# start of RECORD LIST
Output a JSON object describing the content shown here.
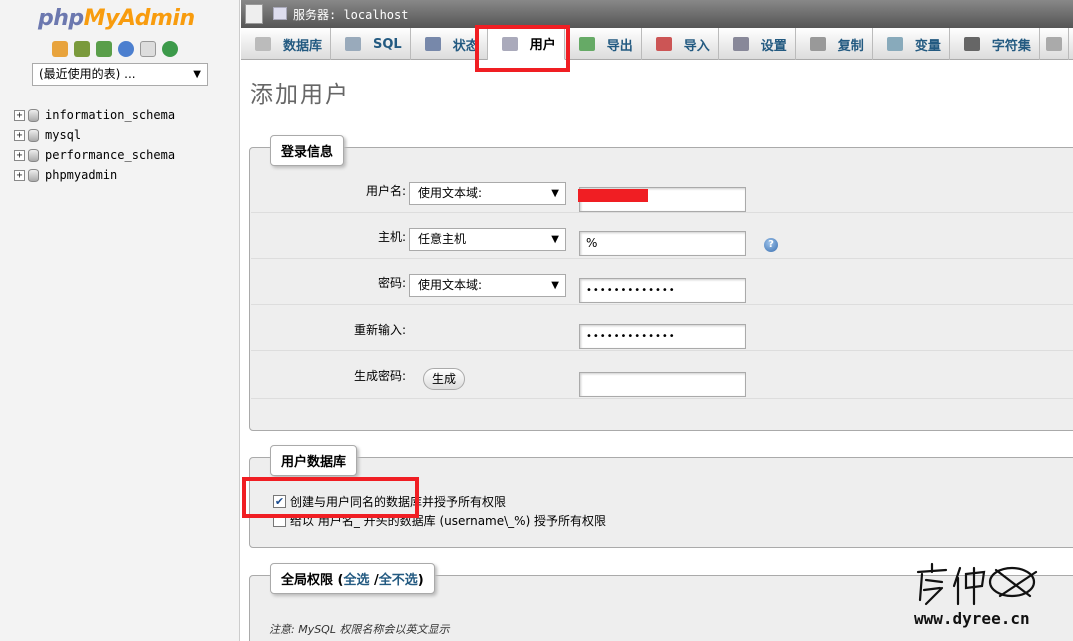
{
  "nav": {
    "logo_php": "php",
    "logo_myadmin": "MyAdmin",
    "icons": [
      "home-icon",
      "exit-icon",
      "query-window-icon",
      "docs-icon",
      "sql-docs-icon",
      "reload-icon"
    ],
    "recent_select": "(最近使用的表) ...",
    "databases": [
      "information_schema",
      "mysql",
      "performance_schema",
      "phpmyadmin"
    ]
  },
  "serverbar": {
    "label": "服务器: localhost"
  },
  "tabs": [
    {
      "label": "数据库",
      "icon": "database-icon"
    },
    {
      "label": "SQL",
      "icon": "sql-icon"
    },
    {
      "label": "状态",
      "icon": "status-icon"
    },
    {
      "label": "用户",
      "icon": "users-icon",
      "active": true
    },
    {
      "label": "导出",
      "icon": "export-icon"
    },
    {
      "label": "导入",
      "icon": "import-icon"
    },
    {
      "label": "设置",
      "icon": "settings-icon"
    },
    {
      "label": "复制",
      "icon": "replication-icon"
    },
    {
      "label": "变量",
      "icon": "variables-icon"
    },
    {
      "label": "字符集",
      "icon": "charset-icon"
    }
  ],
  "page": {
    "title": "添加用户"
  },
  "login": {
    "legend": "登录信息",
    "username_label": "用户名:",
    "username_type": "使用文本域:",
    "username_value": "",
    "host_label": "主机:",
    "host_type": "任意主机",
    "host_value": "%",
    "password_label": "密码:",
    "password_type": "使用文本域:",
    "password_value": "•••••••••••••",
    "retype_label": "重新输入:",
    "retype_value": "•••••••••••••",
    "generate_label": "生成密码:",
    "generate_button": "生成"
  },
  "userdb": {
    "legend": "用户数据库",
    "option1": "创建与用户同名的数据库并授予所有权限",
    "option1_checked": true,
    "option2": "给以 用户名_ 开头的数据库 (username\\_%) 授予所有权限",
    "option2_checked": false
  },
  "global": {
    "legend_prefix": "全局权限 (",
    "select_all": "全选",
    "separator": " /",
    "deselect_all": "全不选",
    "legend_suffix": ")",
    "note": "注意: MySQL 权限名称会以英文显示"
  },
  "watermark": {
    "text": "www.dyree.cn"
  },
  "colors": {
    "accent": "#235a81",
    "annotation": "#f01e23",
    "logo_php": "#6c78af",
    "logo_myadmin": "#f89c0e"
  }
}
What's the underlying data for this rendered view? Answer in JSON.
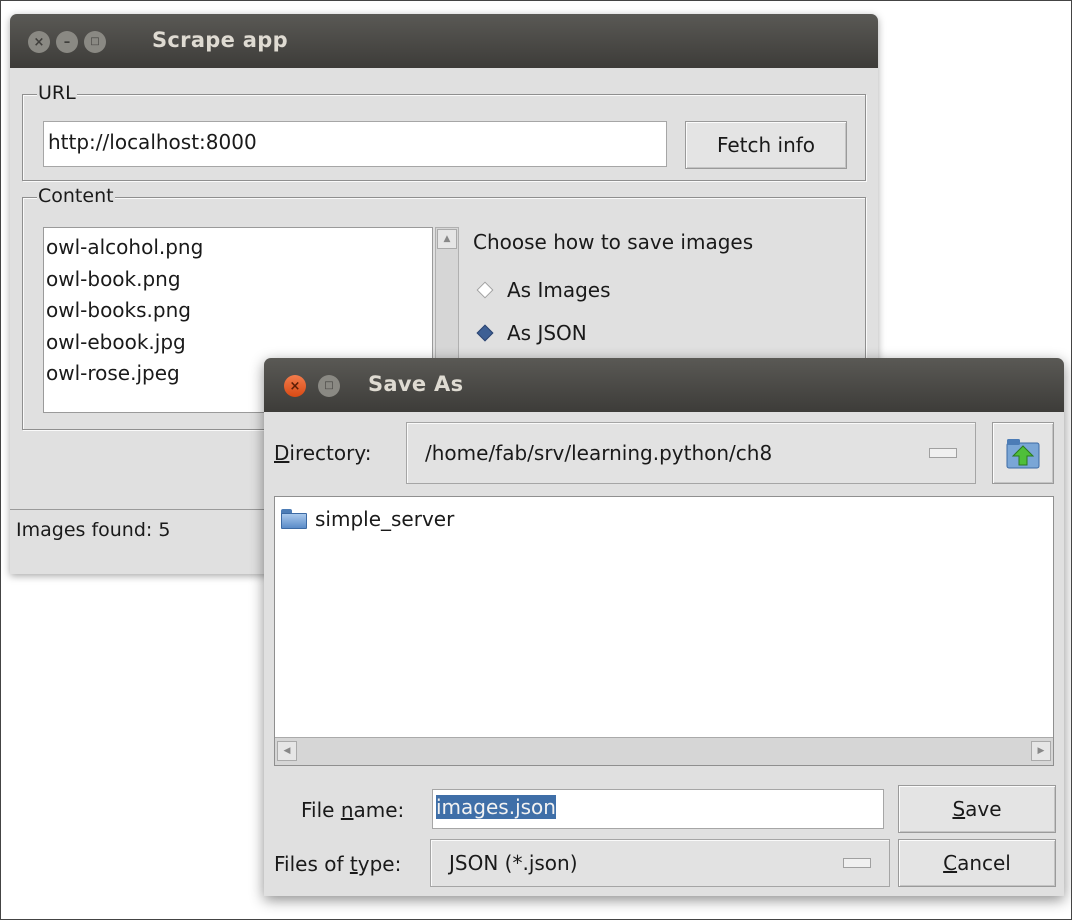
{
  "scrape_window": {
    "title": "Scrape app",
    "url_group": {
      "label": "URL",
      "url_value": "http://localhost:8000",
      "fetch_button": "Fetch info"
    },
    "content_group": {
      "label": "Content",
      "files": [
        "owl-alcohol.png",
        "owl-book.png",
        "owl-books.png",
        "owl-ebook.jpg",
        "owl-rose.jpeg"
      ],
      "save_heading": "Choose how to save images",
      "options": [
        {
          "label": "As Images",
          "selected": false
        },
        {
          "label": "As JSON",
          "selected": true
        }
      ]
    },
    "status": "Images found: 5"
  },
  "save_dialog": {
    "title": "Save As",
    "directory": {
      "label_first": "D",
      "label_rest": "irectory:",
      "value": "/home/fab/srv/learning.python/ch8"
    },
    "files": [
      {
        "name": "simple_server",
        "type": "folder"
      }
    ],
    "filename": {
      "label_pre": "File ",
      "label_ul": "n",
      "label_post": "ame:",
      "value": "images.json"
    },
    "filetype": {
      "label_pre": "Files of ",
      "label_ul": "t",
      "label_post": "ype:",
      "value": "JSON (*.json)"
    },
    "save_button": {
      "ul": "S",
      "rest": "ave"
    },
    "cancel_button": {
      "ul": "C",
      "rest": "ancel"
    }
  },
  "colors": {
    "window_bg": "#e0e0e0",
    "titlebar": "#3d3c39",
    "selection": "#3f6fa8",
    "close_button": "#e0551f"
  }
}
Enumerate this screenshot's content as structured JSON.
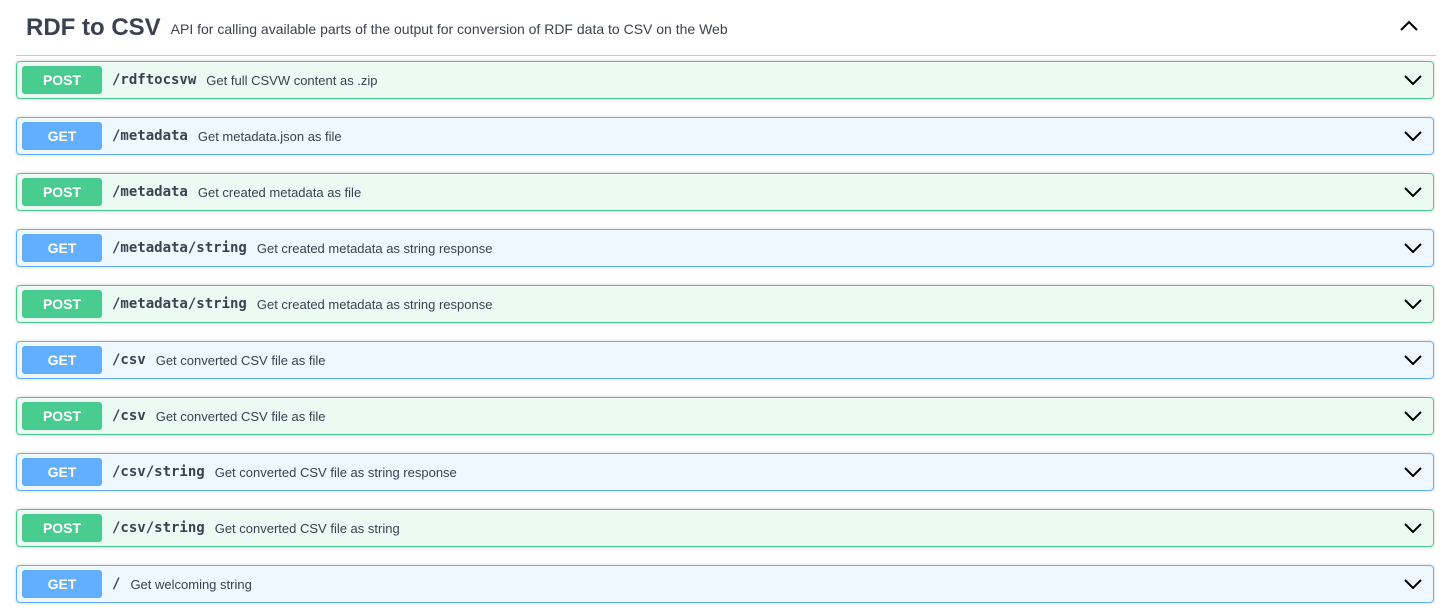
{
  "tag": {
    "name": "RDF to CSV",
    "description": "API for calling available parts of the output for conversion of RDF data to CSV on the Web",
    "toggle_icon": "chevron-up-icon"
  },
  "operations": [
    {
      "method": "POST",
      "path": "/rdftocsvw",
      "summary": "Get full CSVW content as .zip"
    },
    {
      "method": "GET",
      "path": "/metadata",
      "summary": "Get metadata.json as file"
    },
    {
      "method": "POST",
      "path": "/metadata",
      "summary": "Get created metadata as file"
    },
    {
      "method": "GET",
      "path": "/metadata/string",
      "summary": "Get created metadata as string response"
    },
    {
      "method": "POST",
      "path": "/metadata/string",
      "summary": "Get created metadata as string response"
    },
    {
      "method": "GET",
      "path": "/csv",
      "summary": "Get converted CSV file as file"
    },
    {
      "method": "POST",
      "path": "/csv",
      "summary": "Get converted CSV file as file"
    },
    {
      "method": "GET",
      "path": "/csv/string",
      "summary": "Get converted CSV file as string response"
    },
    {
      "method": "POST",
      "path": "/csv/string",
      "summary": "Get converted CSV file as string"
    },
    {
      "method": "GET",
      "path": "/",
      "summary": "Get welcoming string"
    }
  ],
  "colors": {
    "post": "#49cc90",
    "get": "#61affe",
    "text": "#3b4151"
  },
  "icons": {
    "operation_toggle": "chevron-down-icon"
  }
}
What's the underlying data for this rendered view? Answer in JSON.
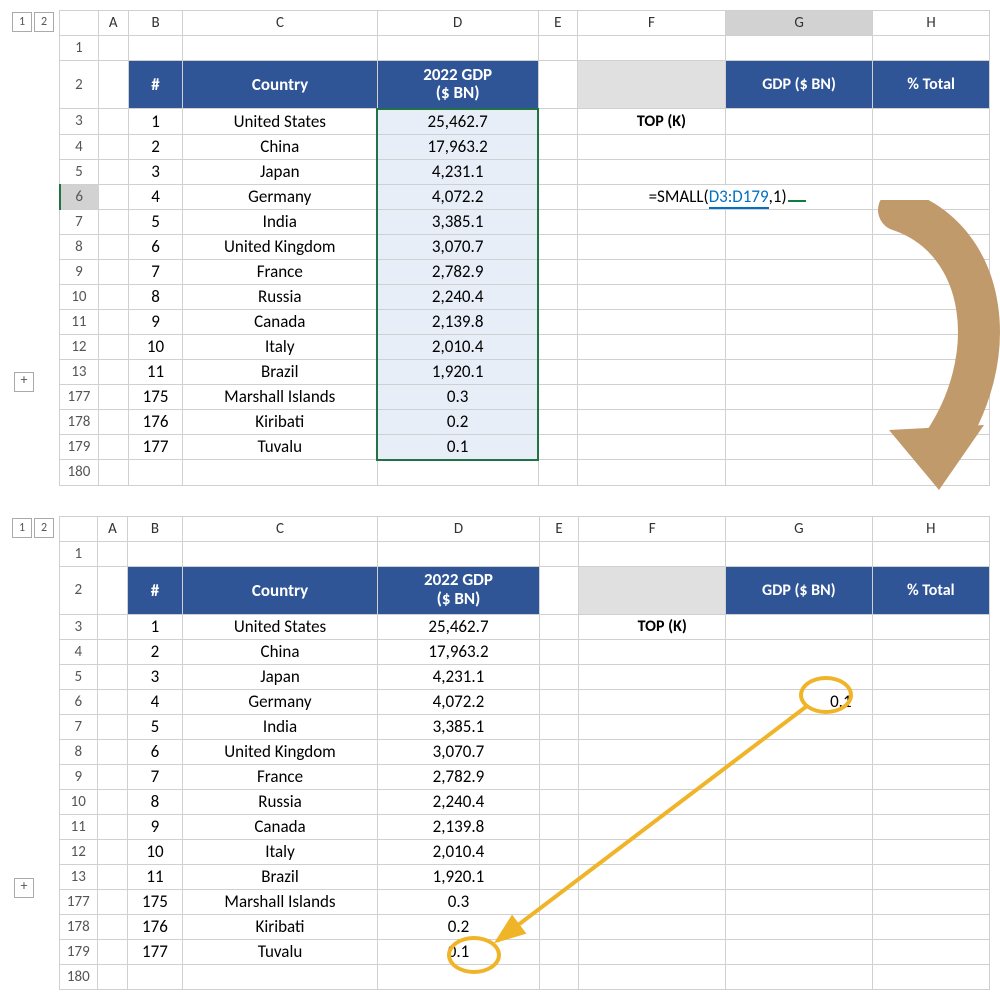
# end of RECORD LIST
SHORT PROBLEM = Set down every entry word for word, but omit the pictures.

EXERCISE RESULT =
Output a JSON object describing the content shown here.
{
  "nav": {
    "logo_php": "php",
    "logo_myadmin": "MyAdmin",
    "icons": [
      "home-icon",
      "exit-icon",
      "query-window-icon",
      "docs-icon",
      "sql-docs-icon",
      "reload-icon"
    ],
    "recent_select": "(最近使用的表) ...",
    "databases": [
      "information_schema",
      "mysql",
      "performance_schema",
      "phpmyadmin"
    ]
  },
  "serverbar": {
    "label": "服务器: localhost"
  },
  "tabs": [
    {
      "label": "数据库",
      "icon": "database-icon"
    },
    {
      "label": "SQL",
      "icon": "sql-icon"
    },
    {
      "label": "状态",
      "icon": "status-icon"
    },
    {
      "label": "用户",
      "icon": "users-icon",
      "active": true
    },
    {
      "label": "导出",
      "icon": "export-icon"
    },
    {
      "label": "导入",
      "icon": "import-icon"
    },
    {
      "label": "设置",
      "icon": "settings-icon"
    },
    {
      "label": "复制",
      "icon": "replication-icon"
    },
    {
      "label": "变量",
      "icon": "variables-icon"
    },
    {
      "label": "字符集",
      "icon": "charset-icon"
    }
  ],
  "page": {
    "title": "添加用户"
  },
  "login": {
    "legend": "登录信息",
    "username_label": "用户名:",
    "username_type": "使用文本域:",
    "username_value": "",
    "host_label": "主机:",
    "host_type": "任意主机",
    "host_value": "%",
    "password_label": "密码:",
    "password_type": "使用文本域:",
    "password_value": "•••••••••••••",
    "retype_label": "重新输入:",
    "retype_value": "•••••••••••••",
    "generate_label": "生成密码:",
    "generate_button": "生成"
  },
  "userdb": {
    "legend": "用户数据库",
    "option1": "创建与用户同名的数据库并授予所有权限",
    "option1_checked": true,
    "option2": "给以 用户名_ 开头的数据库 (username\\_%) 授予所有权限",
    "option2_checked": false
  },
  "global": {
    "legend_prefix": "全局权限 (",
    "select_all": "全选",
    "separator": " /",
    "deselect_all": "全不选",
    "legend_suffix": ")",
    "note": "注意: MySQL 权限名称会以英文显示"
  },
  "watermark": {
    "text": "www.dyree.cn"
  },
  "colors": {
    "accent": "#235a81",
    "annotation": "#f01e23",
    "logo_php": "#6c78af",
    "logo_myadmin": "#f89c0e"
  }
}
What's the underlying data for this rendered view? Answer in JSON.
{
  "scrape_window": {
    "title": "Scrape app",
    "url_group": {
      "label": "URL",
      "url_value": "http://localhost:8000",
      "fetch_button": "Fetch info"
    },
    "content_group": {
      "label": "Content",
      "files": [
        "owl-alcohol.png",
        "owl-book.png",
        "owl-books.png",
        "owl-ebook.jpg",
        "owl-rose.jpeg"
      ],
      "save_heading": "Choose how to save images",
      "options": [
        {
          "label": "As Images",
          "selected": false
        },
        {
          "label": "As JSON",
          "selected": true
        }
      ]
    },
    "status": "Images found: 5"
  },
  "save_dialog": {
    "title": "Save As",
    "directory": {
      "label_first": "D",
      "label_rest": "irectory:",
      "value": "/home/fab/srv/learning.python/ch8"
    },
    "files": [
      {
        "name": "simple_server",
        "type": "folder"
      }
    ],
    "filename": {
      "label_pre": "File ",
      "label_ul": "n",
      "label_post": "ame:",
      "value": "images.json"
    },
    "filetype": {
      "label_pre": "Files of ",
      "label_ul": "t",
      "label_post": "ype:",
      "value": "JSON (*.json)"
    },
    "save_button": {
      "ul": "S",
      "rest": "ave"
    },
    "cancel_button": {
      "ul": "C",
      "rest": "ancel"
    }
  },
  "colors": {
    "window_bg": "#e0e0e0",
    "titlebar": "#3d3c39",
    "selection": "#3f6fa8",
    "close_button": "#e0551f"
  }
}
Enumerate this screenshot's content as structured JSON.
{
  "tag": {
    "name": "RDF to CSV",
    "description": "API for calling available parts of the output for conversion of RDF data to CSV on the Web",
    "toggle_icon": "chevron-up-icon"
  },
  "operations": [
    {
      "method": "POST",
      "path": "/rdftocsvw",
      "summary": "Get full CSVW content as .zip"
    },
    {
      "method": "GET",
      "path": "/metadata",
      "summary": "Get metadata.json as file"
    },
    {
      "method": "POST",
      "path": "/metadata",
      "summary": "Get created metadata as file"
    },
    {
      "method": "GET",
      "path": "/metadata/string",
      "summary": "Get created metadata as string response"
    },
    {
      "method": "POST",
      "path": "/metadata/string",
      "summary": "Get created metadata as string response"
    },
    {
      "method": "GET",
      "path": "/csv",
      "summary": "Get converted CSV file as file"
    },
    {
      "method": "POST",
      "path": "/csv",
      "summary": "Get converted CSV file as file"
    },
    {
      "method": "GET",
      "path": "/csv/string",
      "summary": "Get converted CSV file as string response"
    },
    {
      "method": "POST",
      "path": "/csv/string",
      "summary": "Get converted CSV file as string"
    },
    {
      "method": "GET",
      "path": "/",
      "summary": "Get welcoming string"
    }
  ],
  "colors": {
    "post": "#49cc90",
    "get": "#61affe",
    "text": "#3b4151"
  },
  "icons": {
    "operation_toggle": "chevron-down-icon"
  }
}
What's the underlying data for this rendered view? Answer in JSON.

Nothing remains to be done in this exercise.